> [Set problem] Write out all of the data exactly as it appears.

-- start --

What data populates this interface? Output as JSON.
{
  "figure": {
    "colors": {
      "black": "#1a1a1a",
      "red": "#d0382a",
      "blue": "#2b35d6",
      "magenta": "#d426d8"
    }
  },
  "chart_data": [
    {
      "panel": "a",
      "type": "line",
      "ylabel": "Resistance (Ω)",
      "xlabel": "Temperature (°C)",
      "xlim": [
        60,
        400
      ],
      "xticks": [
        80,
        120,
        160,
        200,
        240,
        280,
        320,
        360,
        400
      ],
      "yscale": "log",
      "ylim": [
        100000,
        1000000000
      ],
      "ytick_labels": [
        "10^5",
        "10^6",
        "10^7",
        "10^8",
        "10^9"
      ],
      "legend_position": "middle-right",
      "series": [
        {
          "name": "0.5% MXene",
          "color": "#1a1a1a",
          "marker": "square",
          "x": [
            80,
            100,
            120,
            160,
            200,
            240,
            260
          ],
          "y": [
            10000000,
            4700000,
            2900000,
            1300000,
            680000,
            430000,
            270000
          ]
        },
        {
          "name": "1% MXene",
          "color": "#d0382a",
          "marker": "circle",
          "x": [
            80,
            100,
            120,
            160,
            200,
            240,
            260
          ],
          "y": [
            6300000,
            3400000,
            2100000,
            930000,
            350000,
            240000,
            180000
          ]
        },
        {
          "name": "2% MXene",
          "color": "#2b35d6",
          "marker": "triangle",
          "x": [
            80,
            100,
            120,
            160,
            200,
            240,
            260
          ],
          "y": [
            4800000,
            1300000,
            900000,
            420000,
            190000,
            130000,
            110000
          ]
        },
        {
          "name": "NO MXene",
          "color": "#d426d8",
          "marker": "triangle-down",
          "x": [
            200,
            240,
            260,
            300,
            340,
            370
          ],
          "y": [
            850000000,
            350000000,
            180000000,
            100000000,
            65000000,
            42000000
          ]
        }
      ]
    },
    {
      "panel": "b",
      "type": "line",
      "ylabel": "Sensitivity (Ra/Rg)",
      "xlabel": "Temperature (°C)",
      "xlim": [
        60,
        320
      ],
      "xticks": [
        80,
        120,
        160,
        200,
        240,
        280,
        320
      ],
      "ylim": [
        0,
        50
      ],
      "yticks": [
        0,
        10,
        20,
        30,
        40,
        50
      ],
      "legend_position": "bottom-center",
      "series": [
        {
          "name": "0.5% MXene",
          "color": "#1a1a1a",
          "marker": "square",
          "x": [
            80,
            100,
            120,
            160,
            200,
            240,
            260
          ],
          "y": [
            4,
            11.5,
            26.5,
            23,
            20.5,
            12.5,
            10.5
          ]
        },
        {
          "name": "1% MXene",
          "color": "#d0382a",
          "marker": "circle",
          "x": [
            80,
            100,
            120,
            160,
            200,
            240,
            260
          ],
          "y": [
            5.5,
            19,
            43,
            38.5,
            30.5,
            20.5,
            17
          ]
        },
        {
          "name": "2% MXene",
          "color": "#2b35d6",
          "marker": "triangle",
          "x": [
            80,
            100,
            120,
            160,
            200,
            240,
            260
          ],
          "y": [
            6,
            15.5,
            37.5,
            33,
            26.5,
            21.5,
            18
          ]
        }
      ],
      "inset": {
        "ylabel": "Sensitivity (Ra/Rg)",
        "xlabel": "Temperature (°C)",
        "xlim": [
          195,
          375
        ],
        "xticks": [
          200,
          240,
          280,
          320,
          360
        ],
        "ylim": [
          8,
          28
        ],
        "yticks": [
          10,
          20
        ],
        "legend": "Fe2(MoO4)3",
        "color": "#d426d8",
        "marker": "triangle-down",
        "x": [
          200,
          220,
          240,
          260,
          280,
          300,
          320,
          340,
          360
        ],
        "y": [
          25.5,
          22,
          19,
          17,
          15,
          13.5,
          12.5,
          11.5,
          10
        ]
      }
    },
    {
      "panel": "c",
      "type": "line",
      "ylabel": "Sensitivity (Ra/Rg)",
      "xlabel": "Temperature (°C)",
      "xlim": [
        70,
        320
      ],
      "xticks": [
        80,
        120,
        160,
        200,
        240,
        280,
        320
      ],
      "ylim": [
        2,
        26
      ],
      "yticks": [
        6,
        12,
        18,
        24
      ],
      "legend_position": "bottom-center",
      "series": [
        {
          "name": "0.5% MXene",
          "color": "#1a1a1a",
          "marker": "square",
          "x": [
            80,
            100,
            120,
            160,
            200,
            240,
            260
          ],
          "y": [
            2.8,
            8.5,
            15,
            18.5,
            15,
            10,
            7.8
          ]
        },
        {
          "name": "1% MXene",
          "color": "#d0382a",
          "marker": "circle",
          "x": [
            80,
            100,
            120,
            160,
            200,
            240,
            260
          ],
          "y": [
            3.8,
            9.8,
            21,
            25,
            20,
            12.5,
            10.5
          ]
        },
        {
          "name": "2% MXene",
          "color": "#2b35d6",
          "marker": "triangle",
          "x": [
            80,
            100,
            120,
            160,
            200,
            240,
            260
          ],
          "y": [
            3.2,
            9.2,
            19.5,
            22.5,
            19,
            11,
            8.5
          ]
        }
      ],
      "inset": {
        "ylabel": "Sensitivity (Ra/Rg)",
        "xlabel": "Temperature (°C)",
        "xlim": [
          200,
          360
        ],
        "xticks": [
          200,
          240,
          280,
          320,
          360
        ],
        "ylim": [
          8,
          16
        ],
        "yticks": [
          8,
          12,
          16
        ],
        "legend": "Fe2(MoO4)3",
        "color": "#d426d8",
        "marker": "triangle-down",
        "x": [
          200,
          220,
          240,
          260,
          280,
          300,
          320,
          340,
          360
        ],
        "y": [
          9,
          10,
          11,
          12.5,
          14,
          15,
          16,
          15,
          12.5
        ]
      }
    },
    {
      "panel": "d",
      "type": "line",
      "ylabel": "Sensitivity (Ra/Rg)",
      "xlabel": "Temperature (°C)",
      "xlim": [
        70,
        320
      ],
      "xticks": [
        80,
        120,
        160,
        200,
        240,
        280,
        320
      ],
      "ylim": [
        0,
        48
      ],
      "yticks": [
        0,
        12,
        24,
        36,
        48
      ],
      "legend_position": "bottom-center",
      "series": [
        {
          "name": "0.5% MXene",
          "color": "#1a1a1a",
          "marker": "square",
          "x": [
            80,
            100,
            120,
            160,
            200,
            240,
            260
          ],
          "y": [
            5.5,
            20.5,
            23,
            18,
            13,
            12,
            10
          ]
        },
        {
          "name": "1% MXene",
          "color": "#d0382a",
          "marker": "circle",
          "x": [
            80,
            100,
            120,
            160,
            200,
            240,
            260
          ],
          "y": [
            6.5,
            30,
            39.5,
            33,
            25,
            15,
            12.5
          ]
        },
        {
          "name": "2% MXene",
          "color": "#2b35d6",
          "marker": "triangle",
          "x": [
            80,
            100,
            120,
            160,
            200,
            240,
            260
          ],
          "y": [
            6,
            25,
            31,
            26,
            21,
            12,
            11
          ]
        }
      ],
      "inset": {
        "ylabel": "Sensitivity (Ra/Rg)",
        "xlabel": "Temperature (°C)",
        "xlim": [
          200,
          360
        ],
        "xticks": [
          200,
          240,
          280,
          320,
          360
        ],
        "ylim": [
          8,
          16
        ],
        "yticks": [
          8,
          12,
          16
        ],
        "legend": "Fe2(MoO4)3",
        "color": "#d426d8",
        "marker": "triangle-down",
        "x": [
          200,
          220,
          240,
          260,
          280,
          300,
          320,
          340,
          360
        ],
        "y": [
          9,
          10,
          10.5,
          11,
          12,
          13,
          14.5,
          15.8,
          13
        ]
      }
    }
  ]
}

-- end --

> [Finished exercise]
What data populates this interface? Output as JSON.
{
  "figure": {
    "colors": {
      "black": "#1a1a1a",
      "red": "#d0382a",
      "blue": "#2b35d6",
      "magenta": "#d426d8"
    }
  },
  "chart_data": [
    {
      "panel": "a",
      "type": "line",
      "ylabel": "Resistance (Ω)",
      "xlabel": "Temperature (°C)",
      "xlim": [
        60,
        400
      ],
      "xticks": [
        80,
        120,
        160,
        200,
        240,
        280,
        320,
        360,
        400
      ],
      "yscale": "log",
      "ylim": [
        100000,
        1000000000
      ],
      "ytick_labels": [
        "10^5",
        "10^6",
        "10^7",
        "10^8",
        "10^9"
      ],
      "legend_position": "middle-right",
      "series": [
        {
          "name": "0.5% MXene",
          "color": "#1a1a1a",
          "marker": "square",
          "x": [
            80,
            100,
            120,
            160,
            200,
            240,
            260
          ],
          "y": [
            10000000,
            4700000,
            2900000,
            1300000,
            680000,
            430000,
            270000
          ]
        },
        {
          "name": "1% MXene",
          "color": "#d0382a",
          "marker": "circle",
          "x": [
            80,
            100,
            120,
            160,
            200,
            240,
            260
          ],
          "y": [
            6300000,
            3400000,
            2100000,
            930000,
            350000,
            240000,
            180000
          ]
        },
        {
          "name": "2% MXene",
          "color": "#2b35d6",
          "marker": "triangle",
          "x": [
            80,
            100,
            120,
            160,
            200,
            240,
            260
          ],
          "y": [
            4800000,
            1300000,
            900000,
            420000,
            190000,
            130000,
            110000
          ]
        },
        {
          "name": "NO MXene",
          "color": "#d426d8",
          "marker": "triangle-down",
          "x": [
            200,
            240,
            260,
            300,
            340,
            370
          ],
          "y": [
            850000000,
            350000000,
            180000000,
            100000000,
            65000000,
            42000000
          ]
        }
      ]
    },
    {
      "panel": "b",
      "type": "line",
      "ylabel": "Sensitivity (Ra/Rg)",
      "xlabel": "Temperature (°C)",
      "xlim": [
        60,
        320
      ],
      "xticks": [
        80,
        120,
        160,
        200,
        240,
        280,
        320
      ],
      "ylim": [
        0,
        50
      ],
      "yticks": [
        0,
        10,
        20,
        30,
        40,
        50
      ],
      "legend_position": "bottom-center",
      "series": [
        {
          "name": "0.5% MXene",
          "color": "#1a1a1a",
          "marker": "square",
          "x": [
            80,
            100,
            120,
            160,
            200,
            240,
            260
          ],
          "y": [
            4,
            11.5,
            26.5,
            23,
            20.5,
            12.5,
            10.5
          ]
        },
        {
          "name": "1% MXene",
          "color": "#d0382a",
          "marker": "circle",
          "x": [
            80,
            100,
            120,
            160,
            200,
            240,
            260
          ],
          "y": [
            5.5,
            19,
            43,
            38.5,
            30.5,
            20.5,
            17
          ]
        },
        {
          "name": "2% MXene",
          "color": "#2b35d6",
          "marker": "triangle",
          "x": [
            80,
            100,
            120,
            160,
            200,
            240,
            260
          ],
          "y": [
            6,
            15.5,
            37.5,
            33,
            26.5,
            21.5,
            18
          ]
        }
      ],
      "inset": {
        "ylabel": "Sensitivity (Ra/Rg)",
        "xlabel": "Temperature (°C)",
        "xlim": [
          195,
          375
        ],
        "xticks": [
          200,
          240,
          280,
          320,
          360
        ],
        "ylim": [
          8,
          28
        ],
        "yticks": [
          10,
          20
        ],
        "legend": "Fe2(MoO4)3",
        "color": "#d426d8",
        "marker": "triangle-down",
        "x": [
          200,
          220,
          240,
          260,
          280,
          300,
          320,
          340,
          360
        ],
        "y": [
          25.5,
          22,
          19,
          17,
          15,
          13.5,
          12.5,
          11.5,
          10
        ]
      }
    },
    {
      "panel": "c",
      "type": "line",
      "ylabel": "Sensitivity (Ra/Rg)",
      "xlabel": "Temperature (°C)",
      "xlim": [
        70,
        320
      ],
      "xticks": [
        80,
        120,
        160,
        200,
        240,
        280,
        320
      ],
      "ylim": [
        2,
        26
      ],
      "yticks": [
        6,
        12,
        18,
        24
      ],
      "legend_position": "bottom-center",
      "series": [
        {
          "name": "0.5% MXene",
          "color": "#1a1a1a",
          "marker": "square",
          "x": [
            80,
            100,
            120,
            160,
            200,
            240,
            260
          ],
          "y": [
            2.8,
            8.5,
            15,
            18.5,
            15,
            10,
            7.8
          ]
        },
        {
          "name": "1% MXene",
          "color": "#d0382a",
          "marker": "circle",
          "x": [
            80,
            100,
            120,
            160,
            200,
            240,
            260
          ],
          "y": [
            3.8,
            9.8,
            21,
            25,
            20,
            12.5,
            10.5
          ]
        },
        {
          "name": "2% MXene",
          "color": "#2b35d6",
          "marker": "triangle",
          "x": [
            80,
            100,
            120,
            160,
            200,
            240,
            260
          ],
          "y": [
            3.2,
            9.2,
            19.5,
            22.5,
            19,
            11,
            8.5
          ]
        }
      ],
      "inset": {
        "ylabel": "Sensitivity (Ra/Rg)",
        "xlabel": "Temperature (°C)",
        "xlim": [
          200,
          360
        ],
        "xticks": [
          200,
          240,
          280,
          320,
          360
        ],
        "ylim": [
          8,
          16
        ],
        "yticks": [
          8,
          12,
          16
        ],
        "legend": "Fe2(MoO4)3",
        "color": "#d426d8",
        "marker": "triangle-down",
        "x": [
          200,
          220,
          240,
          260,
          280,
          300,
          320,
          340,
          360
        ],
        "y": [
          9,
          10,
          11,
          12.5,
          14,
          15,
          16,
          15,
          12.5
        ]
      }
    },
    {
      "panel": "d",
      "type": "line",
      "ylabel": "Sensitivity (Ra/Rg)",
      "xlabel": "Temperature (°C)",
      "xlim": [
        70,
        320
      ],
      "xticks": [
        80,
        120,
        160,
        200,
        240,
        280,
        320
      ],
      "ylim": [
        0,
        48
      ],
      "yticks": [
        0,
        12,
        24,
        36,
        48
      ],
      "legend_position": "bottom-center",
      "series": [
        {
          "name": "0.5% MXene",
          "color": "#1a1a1a",
          "marker": "square",
          "x": [
            80,
            100,
            120,
            160,
            200,
            240,
            260
          ],
          "y": [
            5.5,
            20.5,
            23,
            18,
            13,
            12,
            10
          ]
        },
        {
          "name": "1% MXene",
          "color": "#d0382a",
          "marker": "circle",
          "x": [
            80,
            100,
            120,
            160,
            200,
            240,
            260
          ],
          "y": [
            6.5,
            30,
            39.5,
            33,
            25,
            15,
            12.5
          ]
        },
        {
          "name": "2% MXene",
          "color": "#2b35d6",
          "marker": "triangle",
          "x": [
            80,
            100,
            120,
            160,
            200,
            240,
            260
          ],
          "y": [
            6,
            25,
            31,
            26,
            21,
            12,
            11
          ]
        }
      ],
      "inset": {
        "ylabel": "Sensitivity (Ra/Rg)",
        "xlabel": "Temperature (°C)",
        "xlim": [
          200,
          360
        ],
        "xticks": [
          200,
          240,
          280,
          320,
          360
        ],
        "ylim": [
          8,
          16
        ],
        "yticks": [
          8,
          12,
          16
        ],
        "legend": "Fe2(MoO4)3",
        "color": "#d426d8",
        "marker": "triangle-down",
        "x": [
          200,
          220,
          240,
          260,
          280,
          300,
          320,
          340,
          360
        ],
        "y": [
          9,
          10,
          10.5,
          11,
          12,
          13,
          14.5,
          15.8,
          13
        ]
      }
    }
  ]
}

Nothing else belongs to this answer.